**Aim:**
Search the listing for "الخلاف" and copy every line where it appears.

[Saved entries]
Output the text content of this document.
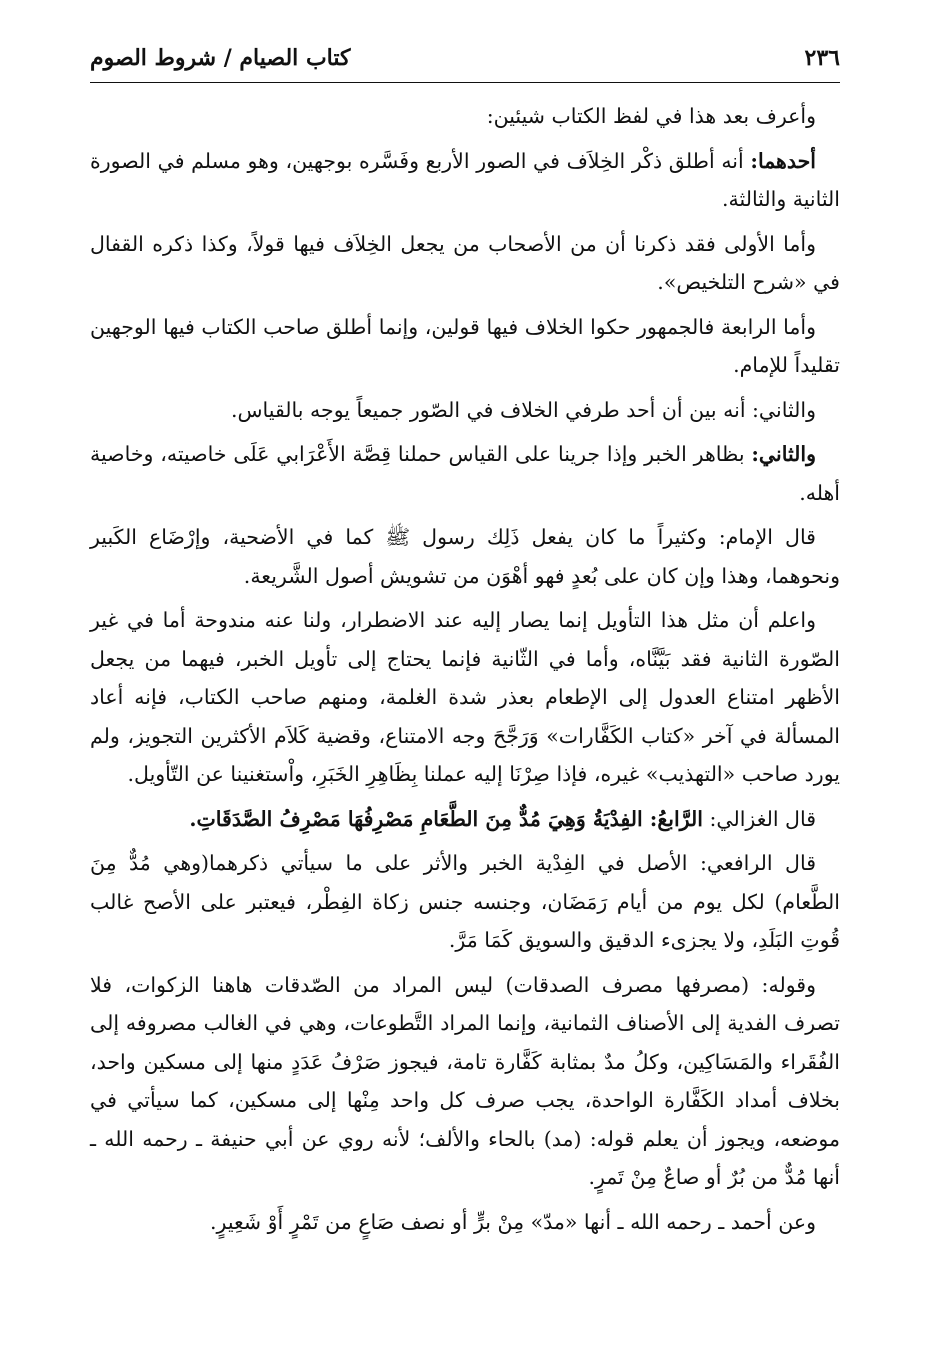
٢٣٦
كتاب الصيام / شروط الصوم

وأعرف بعد هذا في لفظ الكتاب شيئين:

أحدهما: أنه أطلق ذكْر الخِلاَف في الصور الأربع وفَسَّره بوجهين، وهو مسلم في الصورة الثانية والثالثة.

وأما الأولى فقد ذكرنا أن من الأصحاب من يجعل الخِلاَف فيها قولاً، وكذا ذكره القفال في «شرح التلخيص».

وأما الرابعة فالجمهور حكوا الخلاف فيها قولين، وإنما أطلق صاحب الكتاب فيها الوجهين تقليداً للإمام.

والثاني: أنه بين أن أحد طرفي الخلاف في الصّور جميعاً يوجه بالقياس.

والثاني: بظاهر الخبر وإذا جرينا على القياس حملنا قِصَّة الأَعْرَابي عَلَى خاصيته، وخاصية أهله.

قال الإمام: وكثيراً ما كان يفعل ذَلِك رسول ﷺ كما في الأضحية، وإرْضَاع الكَبير ونحوهما، وهذا وإن كان على بُعدٍ فهو أهْوَن من تشويش أصول الشَّريعة.

واعلم أن مثل هذا التأويل إنما يصار إليه عند الاضطرار، ولنا عنه مندوحة أما في غير الصّورة الثانية فقد بَيَّنَّاه، وأما في الثّانية فإنما يحتاج إلى تأويل الخبر، فيهما من يجعل الأظهر امتناع العدول إلى الإطعام بعذر شدة الغلمة، ومنهم صاحب الكتاب، فإنه أعاد المسألة في آخر «كتاب الكَفَّارات» وَرَجَّحَ وجه الامتناع، وقضية كَلاَم الأكثرين التجويز، ولم يورد صاحب «التهذيب» غيره، فإذا صِرْنَا إليه عملنا بِظَاهِرِ الخَبَرِ، واْستغنينا عن التّأويل.

قال الغزالي: الرَّابعُ: الفِدْيَةُ وَهِيَ مُدٌّ مِنَ الطَّعَامِ مَصْرِفُهَا مَصْرِفُ الصَّدَقَاتِ.

قال الرافعي: الأصل في الفِدْية الخبر والأثر على ما سيأتي ذكرهما(وهي مُدٌّ مِنَ الطَّعام) لكل يوم من أيام رَمَضَان، وجنسه جنس زكاة الفِطْر، فيعتبر على الأصح غالب قُوتِ البَلَدِ، ولا يجزىء الدقيق والسويق كَمَا مَرَّ.

وقوله: (مصرفها مصرف الصدقات) ليس المراد من الصّدقات هاهنا الزكوات، فلا تصرف الفدية إلى الأصناف الثمانية، وإنما المراد التَّطوعات، وهي في الغالب مصروفه إلى الفُقَراء والمَسَاكِين، وكلُ مدٌ بمثابة كَفَّارة تامة، فيجوز صَرْفُ عَدَدٍ منها إلى مسكين واحد، بخلاف أمداد الكَفَّارة الواحدة، يجب صرف كل واحد مِنْها إلى مسكين، كما سيأتي في موضعه، ويجوز أن يعلم قوله: (مد) بالحاء والألف؛ لأنه روي عن أبي حنيفة ـ رحمه الله ـ أنها مُدٌّ من بُرٌ أو صاعٌ مِنْ تَمرٍ.

وعن أحمد ـ رحمه الله ـ أنها «مدّ» مِنْ برٍّ أو نصف صَاعٍ من تَمْرٍ أَوْ شَعِيرٍ.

**Reply:**
وأما الرابعة فالجمهور حكوا الخلاف فيها قولين، وإنما أطلق صاحب الكتاب فيها الوجهين تقليداً للإمام.
والثاني: أنه بين أن أحد طرفي الخلاف في الصّور جميعاً يوجه بالقياس.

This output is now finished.